** start Entries supplied **

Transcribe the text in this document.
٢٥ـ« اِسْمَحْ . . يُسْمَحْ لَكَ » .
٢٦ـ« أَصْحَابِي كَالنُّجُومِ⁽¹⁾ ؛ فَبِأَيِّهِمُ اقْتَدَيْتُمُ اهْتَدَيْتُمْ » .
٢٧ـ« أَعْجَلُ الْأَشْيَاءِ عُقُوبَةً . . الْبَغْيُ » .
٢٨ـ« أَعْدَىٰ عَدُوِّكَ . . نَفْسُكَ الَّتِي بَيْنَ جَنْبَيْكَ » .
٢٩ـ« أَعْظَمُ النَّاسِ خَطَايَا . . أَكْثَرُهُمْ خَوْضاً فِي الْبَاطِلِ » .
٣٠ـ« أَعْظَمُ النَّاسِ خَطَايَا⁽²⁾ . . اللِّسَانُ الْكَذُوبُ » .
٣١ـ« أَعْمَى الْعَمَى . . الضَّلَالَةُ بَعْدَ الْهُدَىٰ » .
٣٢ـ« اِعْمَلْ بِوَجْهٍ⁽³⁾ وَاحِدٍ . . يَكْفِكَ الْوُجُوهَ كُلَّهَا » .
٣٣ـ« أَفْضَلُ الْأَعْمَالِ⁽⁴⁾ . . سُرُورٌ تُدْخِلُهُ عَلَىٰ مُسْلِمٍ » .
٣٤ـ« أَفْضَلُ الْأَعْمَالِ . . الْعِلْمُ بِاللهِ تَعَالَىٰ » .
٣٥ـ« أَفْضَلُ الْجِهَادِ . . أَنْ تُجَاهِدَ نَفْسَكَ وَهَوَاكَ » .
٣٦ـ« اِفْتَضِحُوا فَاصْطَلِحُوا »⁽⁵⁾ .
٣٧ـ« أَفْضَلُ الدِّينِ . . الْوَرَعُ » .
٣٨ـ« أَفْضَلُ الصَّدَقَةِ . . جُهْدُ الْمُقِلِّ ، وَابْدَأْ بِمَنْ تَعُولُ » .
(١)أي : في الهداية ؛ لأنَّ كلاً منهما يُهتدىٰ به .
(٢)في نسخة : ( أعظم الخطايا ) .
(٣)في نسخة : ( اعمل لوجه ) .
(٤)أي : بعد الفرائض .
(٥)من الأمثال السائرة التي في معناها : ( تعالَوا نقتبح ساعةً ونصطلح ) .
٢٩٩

** end Entries supplied **

◆ Task to complete ◆
The records above should be returned exactly.

◆ Response to this task ◆
Transcribe the text in this document.
٢٥ـ« اِسْمَحْ . . يُسْمَحْ لَكَ » .
٢٦ـ« أَصْحَابِي كَالنُّجُومِ⁽¹⁾ ؛ فَبِأَيِّهِمُ اقْتَدَيْتُمُ اهْتَدَيْتُمْ » .
٢٧ـ« أَعْجَلُ الْأَشْيَاءِ عُقُوبَةً . . الْبَغْيُ » .
٢٨ـ« أَعْدَىٰ عَدُوِّكَ . . نَفْسُكَ الَّتِي بَيْنَ جَنْبَيْكَ » .
٢٩ـ« أَعْظَمُ النَّاسِ خَطَايَا . . أَكْثَرُهُمْ خَوْضاً فِي الْبَاطِلِ » .
٣٠ـ« أَعْظَمُ النَّاسِ خَطَايَا⁽²⁾ . . اللِّسَانُ الْكَذُوبُ » .
٣١ـ« أَعْمَى الْعَمَى . . الضَّلَالَةُ بَعْدَ الْهُدَىٰ » .
٣٢ـ« اِعْمَلْ بِوَجْهٍ⁽³⁾ وَاحِدٍ . . يَكْفِكَ الْوُجُوهَ كُلَّهَا » .
٣٣ـ« أَفْضَلُ الْأَعْمَالِ⁽⁴⁾ . . سُرُورٌ تُدْخِلُهُ عَلَىٰ مُسْلِمٍ » .
٣٤ـ« أَفْضَلُ الْأَعْمَالِ . . الْعِلْمُ بِاللهِ تَعَالَىٰ » .
٣٥ـ« أَفْضَلُ الْجِهَادِ . . أَنْ تُجَاهِدَ نَفْسَكَ وَهَوَاكَ » .
٣٦ـ« اِفْتَضِحُوا فَاصْطَلِحُوا »⁽⁵⁾ .
٣٧ـ« أَفْضَلُ الدِّينِ . . الْوَرَعُ » .
٣٨ـ« أَفْضَلُ الصَّدَقَةِ . . جُهْدُ الْمُقِلِّ ، وَابْدَأْ بِمَنْ تَعُولُ » .
(١)أي : في الهداية ؛ لأنَّ كلاً منهما يُهتدىٰ به .
(٢)في نسخة : ( أعظم الخطايا ) .
(٣)في نسخة : ( اعمل لوجه ) .
(٤)أي : بعد الفرائض .
(٥)من الأمثال السائرة التي في معناها : ( تعالَوا نقتبح ساعةً ونصطلح ) .
٢٩٩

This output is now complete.